The listing beneath should be written out in full, exactly as shown.

▼▼▼

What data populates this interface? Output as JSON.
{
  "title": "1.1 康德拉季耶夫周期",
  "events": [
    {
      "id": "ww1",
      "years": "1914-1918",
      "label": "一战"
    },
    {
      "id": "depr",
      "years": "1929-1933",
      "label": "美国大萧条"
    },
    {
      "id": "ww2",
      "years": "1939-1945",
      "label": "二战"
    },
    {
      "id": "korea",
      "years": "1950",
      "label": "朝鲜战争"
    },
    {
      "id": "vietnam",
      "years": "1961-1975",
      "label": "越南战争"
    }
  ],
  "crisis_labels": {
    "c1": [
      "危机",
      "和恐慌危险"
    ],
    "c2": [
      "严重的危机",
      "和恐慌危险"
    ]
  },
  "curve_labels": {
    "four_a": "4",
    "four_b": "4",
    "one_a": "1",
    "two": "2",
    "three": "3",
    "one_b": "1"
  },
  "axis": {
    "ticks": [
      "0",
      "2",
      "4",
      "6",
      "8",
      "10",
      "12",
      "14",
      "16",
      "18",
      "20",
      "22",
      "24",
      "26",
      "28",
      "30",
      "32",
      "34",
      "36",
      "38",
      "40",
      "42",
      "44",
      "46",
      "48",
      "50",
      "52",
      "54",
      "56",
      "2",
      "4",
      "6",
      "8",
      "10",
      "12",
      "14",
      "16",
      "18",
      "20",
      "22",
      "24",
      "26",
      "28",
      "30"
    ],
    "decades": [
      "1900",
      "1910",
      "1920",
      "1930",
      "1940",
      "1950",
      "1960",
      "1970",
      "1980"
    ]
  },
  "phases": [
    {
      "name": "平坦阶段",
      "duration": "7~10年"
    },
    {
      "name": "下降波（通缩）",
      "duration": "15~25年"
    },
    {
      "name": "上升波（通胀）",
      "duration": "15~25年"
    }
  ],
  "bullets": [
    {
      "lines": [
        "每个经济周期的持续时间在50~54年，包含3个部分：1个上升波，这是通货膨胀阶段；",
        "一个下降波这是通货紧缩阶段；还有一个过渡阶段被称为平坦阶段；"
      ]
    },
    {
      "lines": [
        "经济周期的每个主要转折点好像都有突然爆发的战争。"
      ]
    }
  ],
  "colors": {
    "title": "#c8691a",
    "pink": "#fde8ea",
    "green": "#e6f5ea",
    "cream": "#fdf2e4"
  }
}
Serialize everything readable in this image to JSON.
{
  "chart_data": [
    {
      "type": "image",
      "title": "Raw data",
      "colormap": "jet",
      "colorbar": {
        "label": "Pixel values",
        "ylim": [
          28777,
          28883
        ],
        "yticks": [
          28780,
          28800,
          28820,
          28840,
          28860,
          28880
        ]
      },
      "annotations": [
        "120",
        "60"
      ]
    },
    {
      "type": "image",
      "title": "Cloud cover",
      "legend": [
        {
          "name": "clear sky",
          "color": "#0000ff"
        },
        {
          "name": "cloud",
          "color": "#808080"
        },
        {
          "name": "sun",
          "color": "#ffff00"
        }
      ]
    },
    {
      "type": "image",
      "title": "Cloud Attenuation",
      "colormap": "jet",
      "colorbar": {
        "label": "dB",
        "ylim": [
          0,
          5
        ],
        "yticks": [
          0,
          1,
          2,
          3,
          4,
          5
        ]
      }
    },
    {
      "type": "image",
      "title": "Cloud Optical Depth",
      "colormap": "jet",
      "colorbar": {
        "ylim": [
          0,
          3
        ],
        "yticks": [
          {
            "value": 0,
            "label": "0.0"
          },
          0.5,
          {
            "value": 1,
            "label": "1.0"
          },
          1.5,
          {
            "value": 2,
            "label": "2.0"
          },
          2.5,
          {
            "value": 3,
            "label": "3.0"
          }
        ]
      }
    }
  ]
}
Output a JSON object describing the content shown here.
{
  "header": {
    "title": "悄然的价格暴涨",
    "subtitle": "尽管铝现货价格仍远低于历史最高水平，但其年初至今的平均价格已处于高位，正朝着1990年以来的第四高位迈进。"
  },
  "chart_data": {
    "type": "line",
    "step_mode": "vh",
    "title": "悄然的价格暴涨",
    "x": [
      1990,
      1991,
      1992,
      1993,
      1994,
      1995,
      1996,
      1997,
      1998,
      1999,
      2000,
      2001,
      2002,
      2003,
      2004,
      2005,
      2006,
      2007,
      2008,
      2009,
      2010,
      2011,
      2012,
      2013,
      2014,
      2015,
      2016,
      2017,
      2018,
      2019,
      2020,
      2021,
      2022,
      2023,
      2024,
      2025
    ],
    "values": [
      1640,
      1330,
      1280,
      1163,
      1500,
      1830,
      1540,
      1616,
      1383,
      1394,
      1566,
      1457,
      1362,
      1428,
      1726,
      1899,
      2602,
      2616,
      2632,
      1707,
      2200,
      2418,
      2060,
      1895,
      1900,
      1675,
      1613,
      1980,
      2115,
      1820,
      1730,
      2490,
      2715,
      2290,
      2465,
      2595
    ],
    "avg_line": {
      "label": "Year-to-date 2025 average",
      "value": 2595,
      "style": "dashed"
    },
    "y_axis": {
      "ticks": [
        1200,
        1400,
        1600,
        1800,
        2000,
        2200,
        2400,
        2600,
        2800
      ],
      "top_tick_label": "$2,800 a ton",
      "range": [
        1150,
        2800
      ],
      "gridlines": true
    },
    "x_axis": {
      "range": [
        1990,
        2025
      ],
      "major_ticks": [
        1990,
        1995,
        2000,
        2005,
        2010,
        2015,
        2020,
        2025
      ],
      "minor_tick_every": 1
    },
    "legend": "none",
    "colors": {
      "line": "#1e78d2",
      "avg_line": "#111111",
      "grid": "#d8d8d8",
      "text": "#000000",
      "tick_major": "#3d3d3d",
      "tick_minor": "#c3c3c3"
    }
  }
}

▲▲▲

ANSWER FOR THIS EXERCISE
What data populates this interface? Output as JSON.
{
  "title": "1.1 康德拉季耶夫周期",
  "events": [
    {
      "id": "ww1",
      "years": "1914-1918",
      "label": "一战"
    },
    {
      "id": "depr",
      "years": "1929-1933",
      "label": "美国大萧条"
    },
    {
      "id": "ww2",
      "years": "1939-1945",
      "label": "二战"
    },
    {
      "id": "korea",
      "years": "1950",
      "label": "朝鲜战争"
    },
    {
      "id": "vietnam",
      "years": "1961-1975",
      "label": "越南战争"
    }
  ],
  "crisis_labels": {
    "c1": [
      "危机",
      "和恐慌危险"
    ],
    "c2": [
      "严重的危机",
      "和恐慌危险"
    ]
  },
  "curve_labels": {
    "four_a": "4",
    "four_b": "4",
    "one_a": "1",
    "two": "2",
    "three": "3",
    "one_b": "1"
  },
  "axis": {
    "ticks": [
      "0",
      "2",
      "4",
      "6",
      "8",
      "10",
      "12",
      "14",
      "16",
      "18",
      "20",
      "22",
      "24",
      "26",
      "28",
      "30",
      "32",
      "34",
      "36",
      "38",
      "40",
      "42",
      "44",
      "46",
      "48",
      "50",
      "52",
      "54",
      "56",
      "2",
      "4",
      "6",
      "8",
      "10",
      "12",
      "14",
      "16",
      "18",
      "20",
      "22",
      "24",
      "26",
      "28",
      "30"
    ],
    "decades": [
      "1900",
      "1910",
      "1920",
      "1930",
      "1940",
      "1950",
      "1960",
      "1970",
      "1980"
    ]
  },
  "phases": [
    {
      "name": "平坦阶段",
      "duration": "7~10年"
    },
    {
      "name": "下降波（通缩）",
      "duration": "15~25年"
    },
    {
      "name": "上升波（通胀）",
      "duration": "15~25年"
    }
  ],
  "bullets": [
    {
      "lines": [
        "每个经济周期的持续时间在50~54年，包含3个部分：1个上升波，这是通货膨胀阶段；",
        "一个下降波这是通货紧缩阶段；还有一个过渡阶段被称为平坦阶段；"
      ]
    },
    {
      "lines": [
        "经济周期的每个主要转折点好像都有突然爆发的战争。"
      ]
    }
  ],
  "colors": {
    "title": "#c8691a",
    "pink": "#fde8ea",
    "green": "#e6f5ea",
    "cream": "#fdf2e4"
  }
}
Serialize everything readable in this image to JSON.
{
  "chart_data": [
    {
      "type": "image",
      "title": "Raw data",
      "colormap": "jet",
      "colorbar": {
        "label": "Pixel values",
        "ylim": [
          28777,
          28883
        ],
        "yticks": [
          28780,
          28800,
          28820,
          28840,
          28860,
          28880
        ]
      },
      "annotations": [
        "120",
        "60"
      ]
    },
    {
      "type": "image",
      "title": "Cloud cover",
      "legend": [
        {
          "name": "clear sky",
          "color": "#0000ff"
        },
        {
          "name": "cloud",
          "color": "#808080"
        },
        {
          "name": "sun",
          "color": "#ffff00"
        }
      ]
    },
    {
      "type": "image",
      "title": "Cloud Attenuation",
      "colormap": "jet",
      "colorbar": {
        "label": "dB",
        "ylim": [
          0,
          5
        ],
        "yticks": [
          0,
          1,
          2,
          3,
          4,
          5
        ]
      }
    },
    {
      "type": "image",
      "title": "Cloud Optical Depth",
      "colormap": "jet",
      "colorbar": {
        "ylim": [
          0,
          3
        ],
        "yticks": [
          {
            "value": 0,
            "label": "0.0"
          },
          0.5,
          {
            "value": 1,
            "label": "1.0"
          },
          1.5,
          {
            "value": 2,
            "label": "2.0"
          },
          2.5,
          {
            "value": 3,
            "label": "3.0"
          }
        ]
      }
    }
  ]
}
Output a JSON object describing the content shown here.
{
  "header": {
    "title": "悄然的价格暴涨",
    "subtitle": "尽管铝现货价格仍远低于历史最高水平，但其年初至今的平均价格已处于高位，正朝着1990年以来的第四高位迈进。"
  },
  "chart_data": {
    "type": "line",
    "step_mode": "vh",
    "title": "悄然的价格暴涨",
    "x": [
      1990,
      1991,
      1992,
      1993,
      1994,
      1995,
      1996,
      1997,
      1998,
      1999,
      2000,
      2001,
      2002,
      2003,
      2004,
      2005,
      2006,
      2007,
      2008,
      2009,
      2010,
      2011,
      2012,
      2013,
      2014,
      2015,
      2016,
      2017,
      2018,
      2019,
      2020,
      2021,
      2022,
      2023,
      2024,
      2025
    ],
    "values": [
      1640,
      1330,
      1280,
      1163,
      1500,
      1830,
      1540,
      1616,
      1383,
      1394,
      1566,
      1457,
      1362,
      1428,
      1726,
      1899,
      2602,
      2616,
      2632,
      1707,
      2200,
      2418,
      2060,
      1895,
      1900,
      1675,
      1613,
      1980,
      2115,
      1820,
      1730,
      2490,
      2715,
      2290,
      2465,
      2595
    ],
    "avg_line": {
      "label": "Year-to-date 2025 average",
      "value": 2595,
      "style": "dashed"
    },
    "y_axis": {
      "ticks": [
        1200,
        1400,
        1600,
        1800,
        2000,
        2200,
        2400,
        2600,
        2800
      ],
      "top_tick_label": "$2,800 a ton",
      "range": [
        1150,
        2800
      ],
      "gridlines": true
    },
    "x_axis": {
      "range": [
        1990,
        2025
      ],
      "major_ticks": [
        1990,
        1995,
        2000,
        2005,
        2010,
        2015,
        2020,
        2025
      ],
      "minor_tick_every": 1
    },
    "legend": "none",
    "colors": {
      "line": "#1e78d2",
      "avg_line": "#111111",
      "grid": "#d8d8d8",
      "text": "#000000",
      "tick_major": "#3d3d3d",
      "tick_minor": "#c3c3c3"
    }
  }
}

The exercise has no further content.